# Data records:
══════════

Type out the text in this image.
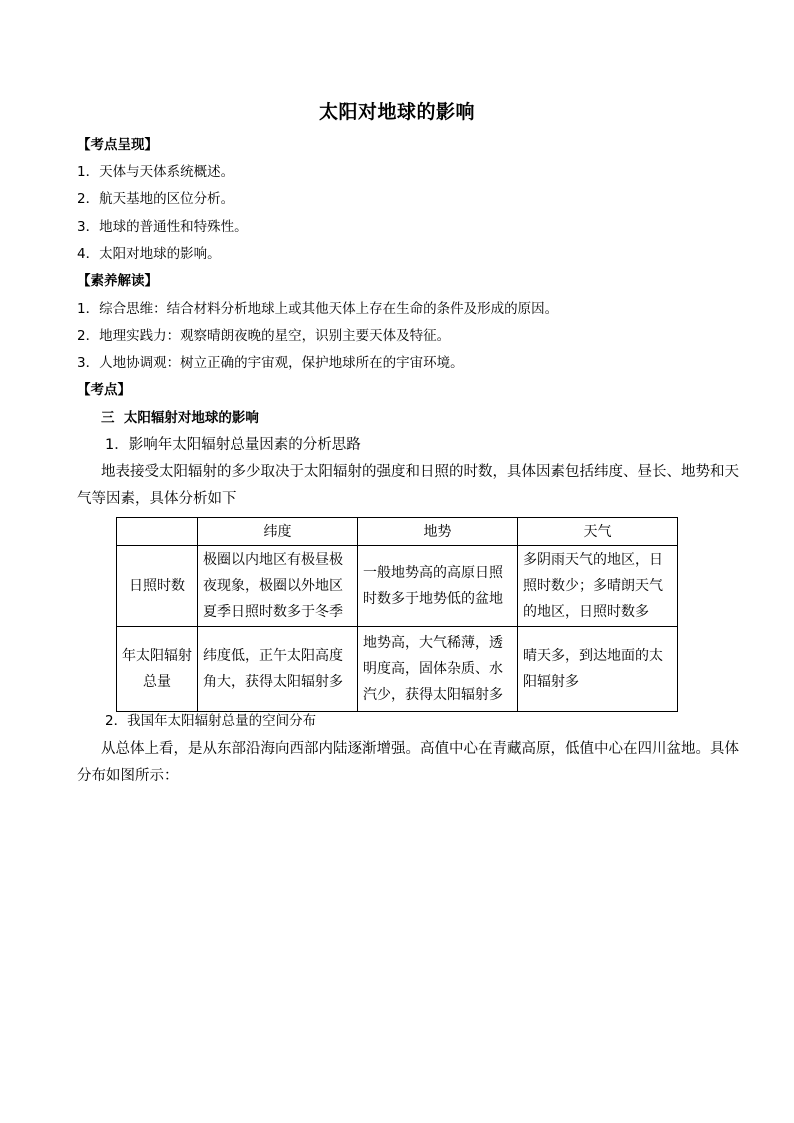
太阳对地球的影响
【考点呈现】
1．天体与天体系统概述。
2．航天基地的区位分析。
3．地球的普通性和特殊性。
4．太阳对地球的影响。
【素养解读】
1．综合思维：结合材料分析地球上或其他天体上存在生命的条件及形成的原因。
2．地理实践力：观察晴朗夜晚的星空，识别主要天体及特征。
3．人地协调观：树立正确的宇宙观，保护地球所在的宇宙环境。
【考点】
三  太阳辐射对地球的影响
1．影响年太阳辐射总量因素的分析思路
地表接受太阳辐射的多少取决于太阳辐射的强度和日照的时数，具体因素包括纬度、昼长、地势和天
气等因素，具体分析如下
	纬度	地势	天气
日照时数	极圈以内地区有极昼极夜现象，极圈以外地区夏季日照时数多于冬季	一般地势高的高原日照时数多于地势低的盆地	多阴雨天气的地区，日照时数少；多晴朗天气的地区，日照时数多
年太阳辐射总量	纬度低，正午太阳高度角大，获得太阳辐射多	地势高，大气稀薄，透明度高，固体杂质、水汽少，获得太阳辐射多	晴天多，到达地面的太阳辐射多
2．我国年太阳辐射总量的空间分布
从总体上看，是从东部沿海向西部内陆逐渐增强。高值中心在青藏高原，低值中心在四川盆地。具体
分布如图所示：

══════════

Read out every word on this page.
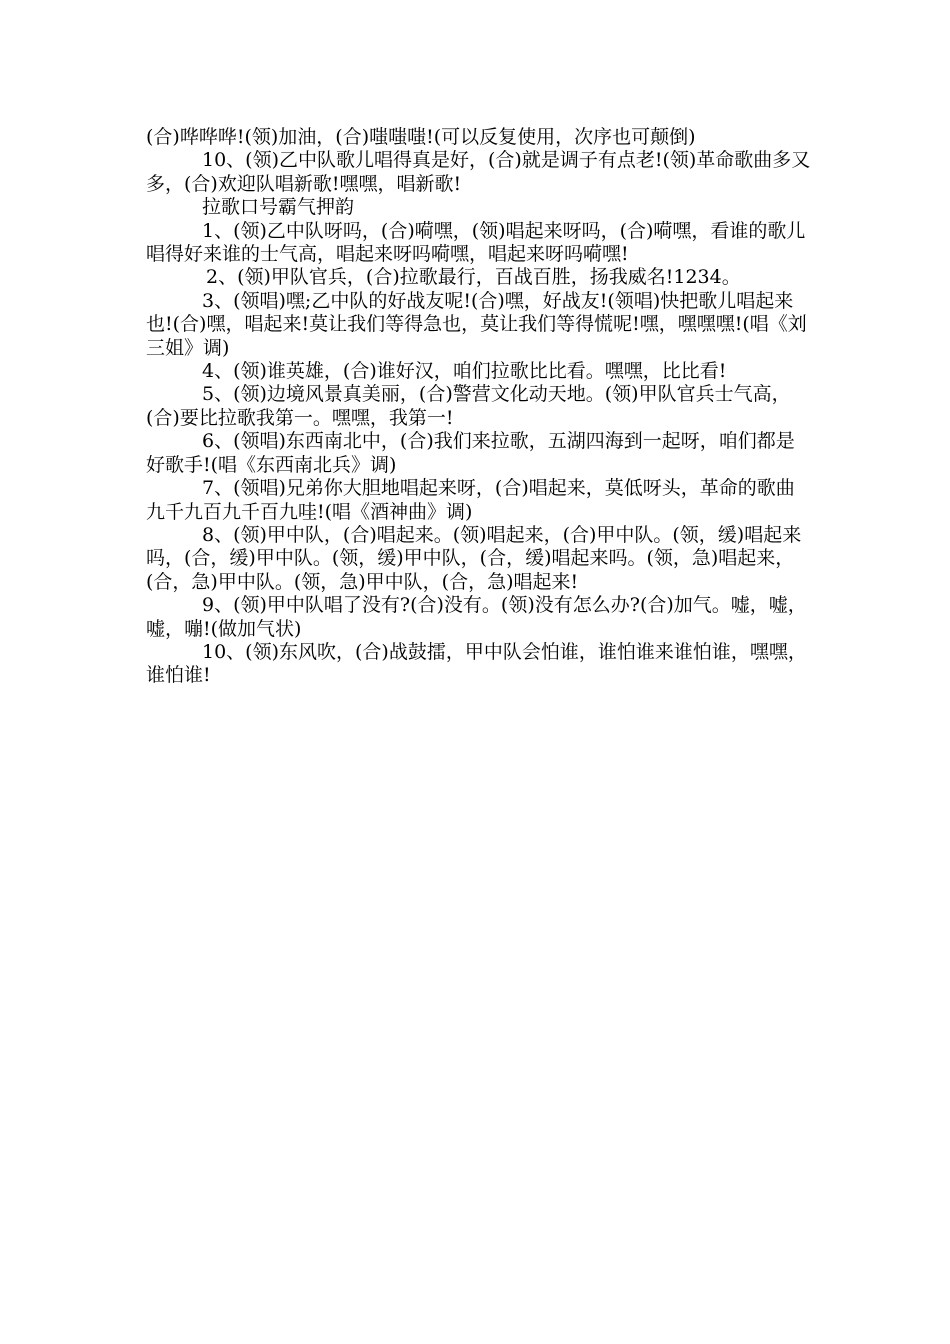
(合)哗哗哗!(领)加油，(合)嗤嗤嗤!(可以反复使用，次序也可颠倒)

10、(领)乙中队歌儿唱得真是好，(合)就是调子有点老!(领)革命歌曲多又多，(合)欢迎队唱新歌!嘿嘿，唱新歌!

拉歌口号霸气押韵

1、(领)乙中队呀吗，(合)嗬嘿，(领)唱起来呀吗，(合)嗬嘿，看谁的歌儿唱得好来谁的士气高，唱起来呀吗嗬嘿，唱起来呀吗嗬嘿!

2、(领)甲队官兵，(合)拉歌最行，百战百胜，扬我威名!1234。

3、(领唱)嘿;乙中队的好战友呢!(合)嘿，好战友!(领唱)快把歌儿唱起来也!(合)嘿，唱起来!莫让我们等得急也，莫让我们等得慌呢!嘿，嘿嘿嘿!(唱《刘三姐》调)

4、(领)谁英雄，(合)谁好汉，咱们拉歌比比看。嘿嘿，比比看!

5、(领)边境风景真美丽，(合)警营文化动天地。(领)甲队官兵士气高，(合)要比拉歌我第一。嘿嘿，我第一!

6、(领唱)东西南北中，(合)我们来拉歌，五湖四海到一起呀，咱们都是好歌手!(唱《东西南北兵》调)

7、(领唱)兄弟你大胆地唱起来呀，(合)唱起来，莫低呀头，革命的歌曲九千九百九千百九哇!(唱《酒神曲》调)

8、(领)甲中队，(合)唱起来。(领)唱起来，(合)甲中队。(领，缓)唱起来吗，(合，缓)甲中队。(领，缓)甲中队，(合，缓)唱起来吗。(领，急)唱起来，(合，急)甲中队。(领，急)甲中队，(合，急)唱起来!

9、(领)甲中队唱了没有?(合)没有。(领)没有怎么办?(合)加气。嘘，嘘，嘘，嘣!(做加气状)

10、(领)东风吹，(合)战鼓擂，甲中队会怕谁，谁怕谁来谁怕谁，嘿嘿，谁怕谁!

══════════

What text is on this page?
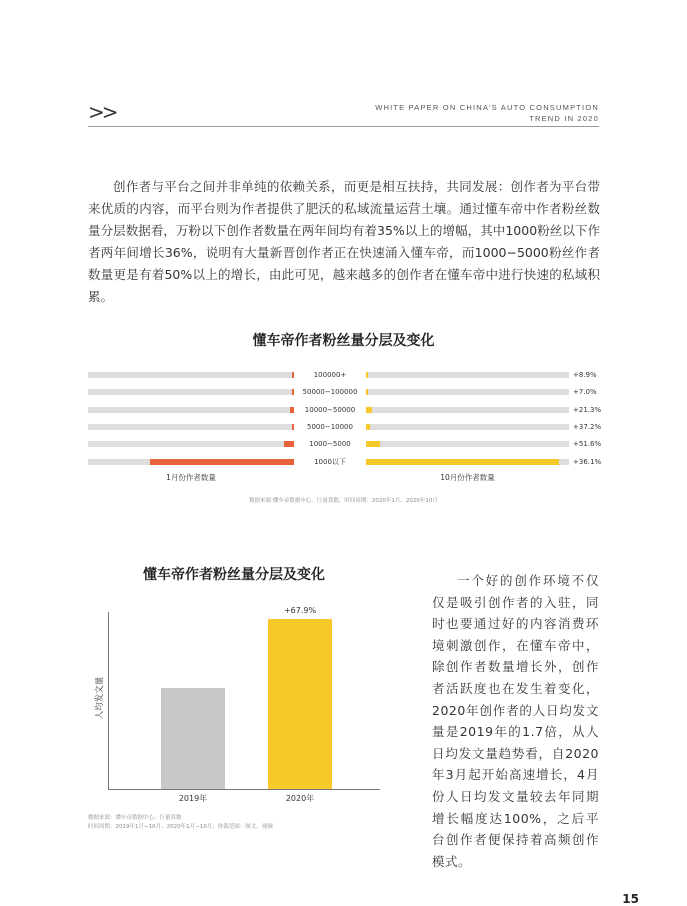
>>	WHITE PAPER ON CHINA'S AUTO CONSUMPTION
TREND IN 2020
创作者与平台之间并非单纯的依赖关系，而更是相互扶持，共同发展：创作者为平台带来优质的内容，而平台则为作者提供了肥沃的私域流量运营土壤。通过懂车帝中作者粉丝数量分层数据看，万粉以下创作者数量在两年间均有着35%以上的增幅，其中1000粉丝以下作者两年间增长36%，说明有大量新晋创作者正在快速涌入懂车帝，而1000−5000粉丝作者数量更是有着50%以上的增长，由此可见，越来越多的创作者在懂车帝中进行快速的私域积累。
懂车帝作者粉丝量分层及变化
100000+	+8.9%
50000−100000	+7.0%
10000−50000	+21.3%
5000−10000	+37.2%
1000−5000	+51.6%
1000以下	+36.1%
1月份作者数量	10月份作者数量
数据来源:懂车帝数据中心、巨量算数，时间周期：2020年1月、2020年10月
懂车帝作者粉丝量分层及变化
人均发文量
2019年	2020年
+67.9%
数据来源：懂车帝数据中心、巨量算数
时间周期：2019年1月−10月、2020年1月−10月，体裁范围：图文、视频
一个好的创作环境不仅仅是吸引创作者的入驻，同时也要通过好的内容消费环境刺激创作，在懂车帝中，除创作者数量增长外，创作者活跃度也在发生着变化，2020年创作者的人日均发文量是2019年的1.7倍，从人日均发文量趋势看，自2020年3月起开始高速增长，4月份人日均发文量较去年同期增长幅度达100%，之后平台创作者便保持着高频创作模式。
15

══════════

# The request:
Scan the material for lines with the word "时间周期", and copy each line you find.

# Output for this exercise:
数据来源:懂车帝数据中心、巨量算数，时间周期：2020年1月、2020年10月
时间周期：2019年1月−10月、2020年1月−10月，体裁范围：图文、视频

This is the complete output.